- **Written exercise**: Below are entries. Pull out all lines containing "JSON".

- **Extracted data**:
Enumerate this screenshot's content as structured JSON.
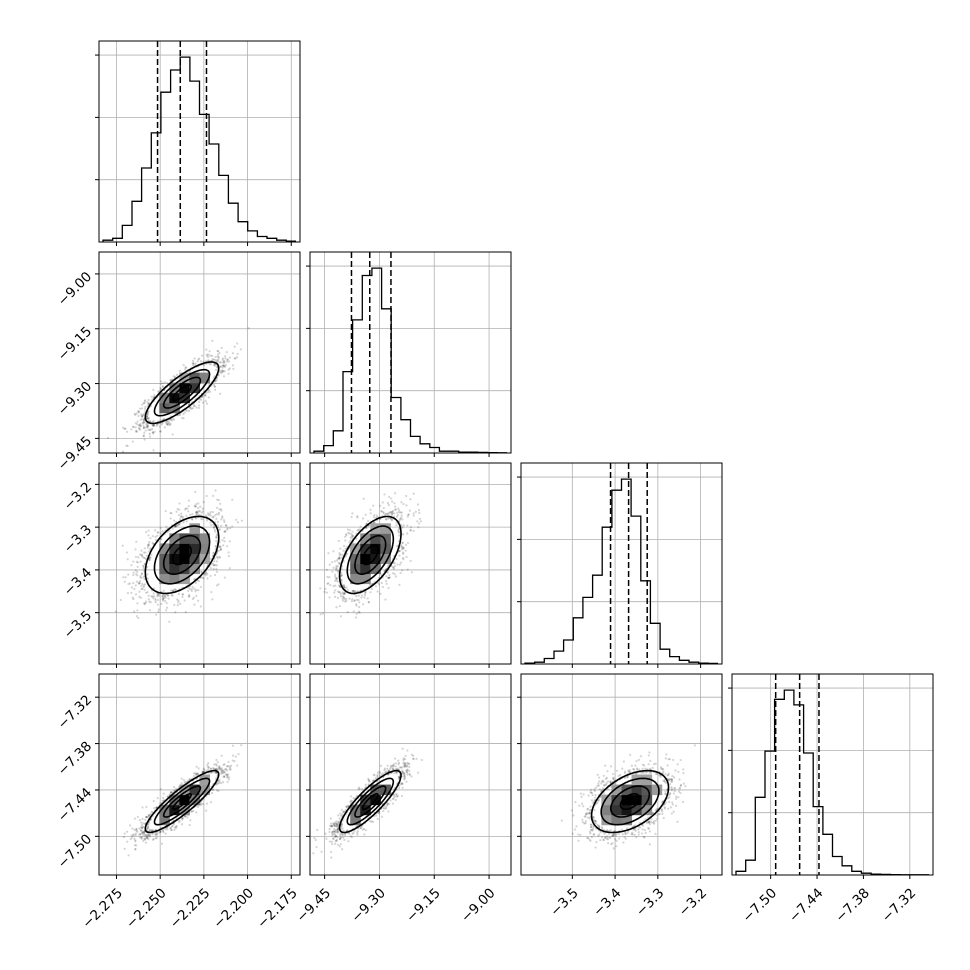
{
  "chart_data": {
    "type": "corner",
    "parameters": [
      {
        "index": 0,
        "mean": -2.2375,
        "sd": 0.0105,
        "range": [
          -2.285,
          -2.17
        ],
        "ticks": [
          -2.275,
          -2.25,
          -2.225,
          -2.2,
          -2.175
        ],
        "tick_labels": [
          "−2.275",
          "−2.250",
          "−2.225",
          "−2.200",
          "−2.175"
        ],
        "quantiles": [
          -2.2515,
          -2.2385,
          -2.2235
        ],
        "hist": [
          0.01,
          0.02,
          0.09,
          0.22,
          0.4,
          0.59,
          0.81,
          0.93,
          1.0,
          0.87,
          0.69,
          0.53,
          0.36,
          0.21,
          0.11,
          0.06,
          0.03,
          0.02,
          0.01,
          0.005
        ]
      },
      {
        "index": 1,
        "mean": -9.325,
        "sd": 0.042,
        "range": [
          -9.49,
          -8.94
        ],
        "ticks": [
          -9.45,
          -9.3,
          -9.15,
          -9.0
        ],
        "tick_labels": [
          "−9.45",
          "−9.30",
          "−9.15",
          "−9.00"
        ],
        "quantiles": [
          -9.3765,
          -9.3265,
          -9.2685
        ],
        "hist": [
          0.01,
          0.04,
          0.12,
          0.44,
          0.72,
          0.96,
          1.0,
          0.78,
          0.3,
          0.18,
          0.09,
          0.05,
          0.03,
          0.01,
          0.01,
          0.005,
          0.005,
          0.003,
          0.002,
          0.001
        ]
      },
      {
        "index": 2,
        "mean": -3.365,
        "sd": 0.045,
        "range": [
          -3.62,
          -3.15
        ],
        "ticks": [
          -3.5,
          -3.4,
          -3.3,
          -3.2
        ],
        "tick_labels": [
          "−3.5",
          "−3.4",
          "−3.3",
          "−3.2"
        ],
        "quantiles": [
          -3.4106,
          -3.3684,
          -3.3249
        ],
        "hist": [
          0.005,
          0.01,
          0.03,
          0.07,
          0.13,
          0.25,
          0.36,
          0.48,
          0.74,
          0.94,
          1.0,
          0.8,
          0.45,
          0.22,
          0.08,
          0.04,
          0.02,
          0.01,
          0.005,
          0.003
        ]
      },
      {
        "index": 3,
        "mean": -7.455,
        "sd": 0.02,
        "range": [
          -7.55,
          -7.29
        ],
        "ticks": [
          -7.5,
          -7.44,
          -7.38,
          -7.32
        ],
        "tick_labels": [
          "−7.50",
          "−7.44",
          "−7.38",
          "−7.32"
        ],
        "quantiles": [
          -7.4935,
          -7.4625,
          -7.4375
        ],
        "hist": [
          0.02,
          0.08,
          0.42,
          0.67,
          0.95,
          1.0,
          0.92,
          0.66,
          0.37,
          0.22,
          0.1,
          0.05,
          0.02,
          0.01,
          0.005,
          0.003,
          0.002,
          0.001,
          0.001,
          0.001
        ]
      }
    ],
    "correlations": [
      [
        1.0,
        0.8,
        0.45,
        0.88
      ],
      [
        0.8,
        1.0,
        0.55,
        0.85
      ],
      [
        0.45,
        0.55,
        1.0,
        0.45
      ],
      [
        0.88,
        0.85,
        0.45,
        1.0
      ]
    ],
    "contour_levels_sigma": [
      0.5,
      1.0,
      1.5,
      2.0
    ],
    "hist_yticks_fraction": [
      0.31,
      0.62,
      0.93
    ],
    "grid": true,
    "title": "",
    "xlabel": "",
    "ylabel": ""
  }
}
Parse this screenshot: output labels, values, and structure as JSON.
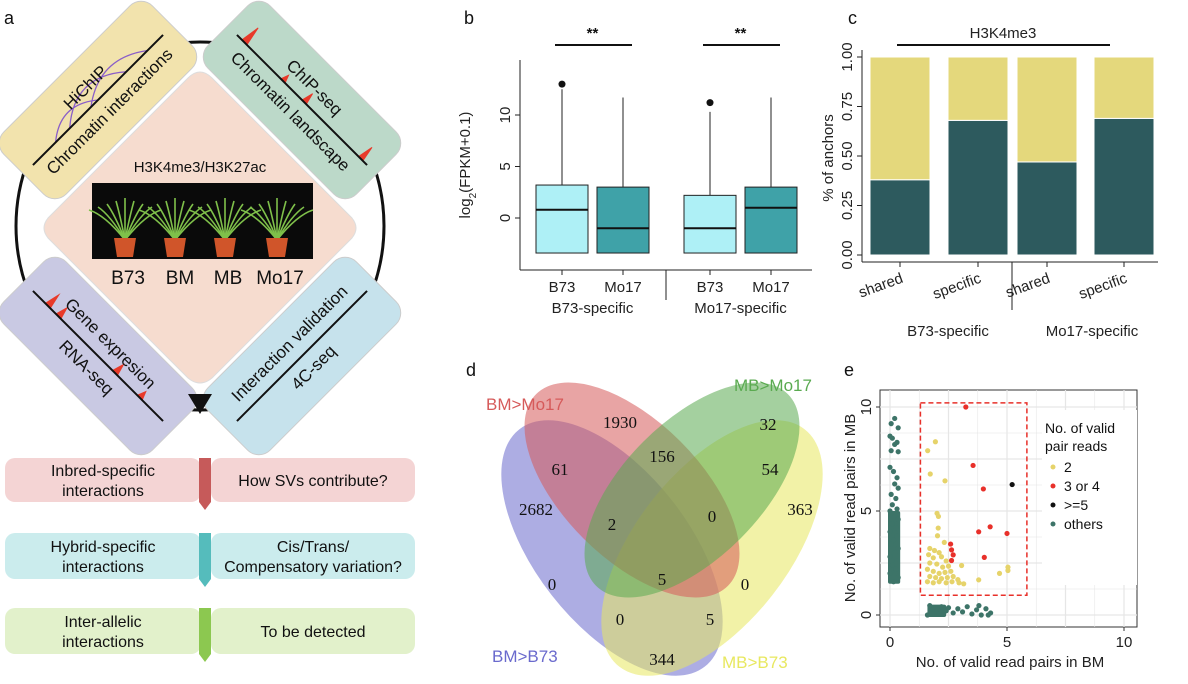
{
  "panel_labels": {
    "a": "a",
    "b": "b",
    "c": "c",
    "d": "d",
    "e": "e"
  },
  "panel_a": {
    "center_title": "H3K4me3/H3K27ac",
    "genotypes": [
      "B73",
      "BM",
      "MB",
      "Mo17"
    ],
    "methods": {
      "hichip": {
        "method": "HiChIP",
        "purpose": "Chromatin interactions",
        "color": "#f2e3ad"
      },
      "chipseq": {
        "method": "ChIP-seq",
        "purpose": "Chromatin landscape",
        "color": "#bcd9c9"
      },
      "rnaseq": {
        "method": "RNA-seq",
        "purpose": "Gene expresion",
        "color": "#c9c9e3"
      },
      "fourc": {
        "method": "4C-seq",
        "purpose": "Interaction validation",
        "color": "#c6e2ec"
      }
    },
    "flow": [
      {
        "left": [
          "Inbred-specific",
          "interactions"
        ],
        "right": [
          "How SVs contribute?"
        ],
        "box": "#f4d4d4",
        "arrow": "#c65a5a"
      },
      {
        "left": [
          "Hybrid-specific",
          "interactions"
        ],
        "right": [
          "Cis/Trans/",
          "Compensatory variation?"
        ],
        "box": "#cbeced",
        "arrow": "#55bcbc"
      },
      {
        "left": [
          "Inter-allelic",
          "interactions"
        ],
        "right": [
          "To be detected"
        ],
        "box": "#e2f1cb",
        "arrow": "#8cc850"
      }
    ]
  },
  "chart_data": [
    {
      "panel": "b",
      "type": "box",
      "ylabel_main": "log",
      "ylabel_sub": "2",
      "ylabel_rest": "(FPKM+0.1)",
      "yticks": [
        0,
        5,
        10
      ],
      "ylim": [
        -4,
        14
      ],
      "groups": [
        {
          "label": "B73-specific",
          "significance": "**",
          "boxes": [
            {
              "label": "B73",
              "color": "#aef0f6",
              "low": -3.4,
              "q1": -3.4,
              "median": 0.8,
              "q3": 3.2,
              "high": 12.5,
              "outliers": [
                13
              ]
            },
            {
              "label": "Mo17",
              "color": "#3fa2a8",
              "low": -3.4,
              "q1": -3.4,
              "median": -1,
              "q3": 3,
              "high": 11.7,
              "outliers": []
            }
          ]
        },
        {
          "label": "Mo17-specific",
          "significance": "**",
          "boxes": [
            {
              "label": "B73",
              "color": "#aef0f6",
              "low": -3.4,
              "q1": -3.4,
              "median": -1,
              "q3": 2.2,
              "high": 10.3,
              "outliers": [
                11.2
              ]
            },
            {
              "label": "Mo17",
              "color": "#3fa2a8",
              "low": -3.4,
              "q1": -3.4,
              "median": 1,
              "q3": 3,
              "high": 11.7,
              "outliers": []
            }
          ]
        }
      ]
    },
    {
      "panel": "c",
      "type": "bar",
      "stacked": true,
      "title": "H3K4me3",
      "ylabel": "% of anchors",
      "yticks": [
        "0.00",
        "0.25",
        "0.50",
        "0.75",
        "1.00"
      ],
      "ylim": [
        0,
        1
      ],
      "groups": [
        "B73-specific",
        "Mo17-specific"
      ],
      "categories": [
        "shared",
        "specific",
        "shared",
        "specific"
      ],
      "series": [
        {
          "color": "#2d5a5e",
          "values": [
            0.38,
            0.68,
            0.47,
            0.69
          ]
        },
        {
          "color": "#e4d87c",
          "values": [
            0.62,
            0.32,
            0.53,
            0.31
          ]
        }
      ]
    },
    {
      "panel": "e",
      "type": "scatter",
      "xlabel": "No. of valid read pairs in BM",
      "ylabel": "No. of valid read pairs in MB",
      "xlim": [
        -0.5,
        10.5
      ],
      "ylim": [
        -0.5,
        10.5
      ],
      "xticks": [
        0,
        5,
        10
      ],
      "yticks": [
        0,
        5,
        10
      ],
      "grid": true,
      "legend": {
        "title": [
          "No. of valid",
          "pair reads"
        ],
        "position": "right"
      },
      "highlight_box": {
        "x": [
          1.3,
          5.85
        ],
        "y": [
          0.95,
          10.2
        ],
        "color": "#e8302a"
      },
      "series": [
        {
          "name": "2",
          "color": "#e6d36a",
          "points": [
            [
              1.61,
              7.9
            ],
            [
              1.94,
              8.33
            ],
            [
              1.72,
              6.78
            ],
            [
              2.35,
              6.45
            ],
            [
              2.01,
              4.89
            ],
            [
              2.07,
              4.74
            ],
            [
              2.06,
              4.18
            ],
            [
              2.03,
              3.81
            ],
            [
              2.32,
              3.49
            ],
            [
              1.7,
              3.2
            ],
            [
              1.9,
              3.1
            ],
            [
              2.1,
              3.0
            ],
            [
              1.65,
              2.9
            ],
            [
              1.85,
              2.75
            ],
            [
              2.2,
              2.8
            ],
            [
              2.4,
              2.6
            ],
            [
              1.7,
              2.5
            ],
            [
              2.0,
              2.45
            ],
            [
              2.25,
              2.3
            ],
            [
              2.5,
              2.35
            ],
            [
              1.6,
              2.2
            ],
            [
              1.85,
              2.1
            ],
            [
              2.1,
              2.0
            ],
            [
              2.35,
              2.05
            ],
            [
              2.6,
              2.1
            ],
            [
              1.7,
              1.85
            ],
            [
              1.95,
              1.8
            ],
            [
              2.2,
              1.75
            ],
            [
              2.45,
              1.8
            ],
            [
              2.7,
              1.85
            ],
            [
              2.9,
              1.7
            ],
            [
              1.6,
              1.6
            ],
            [
              1.85,
              1.55
            ],
            [
              2.1,
              1.6
            ],
            [
              2.4,
              1.55
            ],
            [
              2.65,
              1.6
            ],
            [
              2.95,
              1.55
            ],
            [
              3.15,
              1.5
            ],
            [
              3.06,
              2.38
            ],
            [
              3.79,
              1.69
            ],
            [
              4.68,
              2.0
            ],
            [
              5.04,
              2.3
            ],
            [
              5.04,
              2.14
            ]
          ]
        },
        {
          "name": "3 or 4",
          "color": "#e8302a",
          "points": [
            [
              3.24,
              10.0
            ],
            [
              3.55,
              7.19
            ],
            [
              3.99,
              6.06
            ],
            [
              3.79,
              4.0
            ],
            [
              4.28,
              4.24
            ],
            [
              5.0,
              3.92
            ],
            [
              2.59,
              3.41
            ],
            [
              2.63,
              3.13
            ],
            [
              2.7,
              2.89
            ],
            [
              2.63,
              2.62
            ],
            [
              4.03,
              2.77
            ]
          ]
        },
        {
          "name": ">=5",
          "color": "#111111",
          "points": [
            [
              5.22,
              6.27
            ]
          ]
        },
        {
          "name": "others",
          "color": "#3d7468",
          "points": [
            [
              0.05,
              9.2
            ],
            [
              0.2,
              9.45
            ],
            [
              0.35,
              9.0
            ],
            [
              0.0,
              8.6
            ],
            [
              0.1,
              8.5
            ],
            [
              0.3,
              8.3
            ],
            [
              0.2,
              8.2
            ],
            [
              0.05,
              7.9
            ],
            [
              0.35,
              7.85
            ],
            [
              0.0,
              7.1
            ],
            [
              0.15,
              6.9
            ],
            [
              0.3,
              6.6
            ],
            [
              0.2,
              6.3
            ],
            [
              0.35,
              6.1
            ],
            [
              0.05,
              5.8
            ],
            [
              0.25,
              5.6
            ],
            [
              0.1,
              5.3
            ],
            [
              0.3,
              5.1
            ],
            [
              0.0,
              5.0
            ],
            [
              0.2,
              4.8
            ],
            [
              0.35,
              4.6
            ],
            [
              0.1,
              4.4
            ],
            [
              0.25,
              4.2
            ],
            [
              0.0,
              4.0
            ],
            [
              0.3,
              3.8
            ],
            [
              0.15,
              3.6
            ],
            [
              0.05,
              3.4
            ],
            [
              0.35,
              3.2
            ],
            [
              0.2,
              3.0
            ],
            [
              0.0,
              2.8
            ],
            [
              0.3,
              2.6
            ],
            [
              0.1,
              2.4
            ],
            [
              0.25,
              2.2
            ],
            [
              0.0,
              2.0
            ],
            [
              0.35,
              1.8
            ],
            [
              0.15,
              1.6
            ],
            [
              1.6,
              0.0
            ],
            [
              1.8,
              0.3
            ],
            [
              2.0,
              0.1
            ],
            [
              2.2,
              0.4
            ],
            [
              2.4,
              0.2
            ],
            [
              1.7,
              0.45
            ],
            [
              2.1,
              0.05
            ],
            [
              2.5,
              0.35
            ],
            [
              2.7,
              0.1
            ],
            [
              2.9,
              0.3
            ],
            [
              3.1,
              0.15
            ],
            [
              3.3,
              0.4
            ],
            [
              3.5,
              0.05
            ],
            [
              3.7,
              0.25
            ],
            [
              3.9,
              0.0
            ],
            [
              3.8,
              0.45
            ],
            [
              4.1,
              0.3
            ],
            [
              4.3,
              0.1
            ],
            [
              4.2,
              0.0
            ]
          ]
        }
      ]
    }
  ],
  "panel_d": {
    "sets": [
      {
        "name": "BM>Mo17",
        "color": "#d65a5a"
      },
      {
        "name": "MB>Mo17",
        "color": "#5aaa50"
      },
      {
        "name": "BM>B73",
        "color": "#6a6acd"
      },
      {
        "name": "MB>B73",
        "color": "#e8e860"
      }
    ],
    "counts": {
      "bm_mo17_only": "1930",
      "mb_mo17_only": "32",
      "bm_b73_only": "2682",
      "mb_b73_only": "363",
      "bm_mo17__bm_b73": "61",
      "bm_mo17__mb_mo17": "156",
      "mb_mo17__mb_b73": "54",
      "three_no_mb_b73": "2",
      "three_no_bm_b73": "0",
      "all": "5",
      "bm_b73__mb_mo17": "0",
      "bm_mo17__mb_b73": "0",
      "three_no_bm_mo17": "0",
      "three_no_mb_mo17": "5",
      "bm_b73__mb_b73": "344"
    }
  }
}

- **Full solution**:
Enumerate this screenshot's content as structured JSON.
Parse this screenshot: output labels, values, and structure as JSON.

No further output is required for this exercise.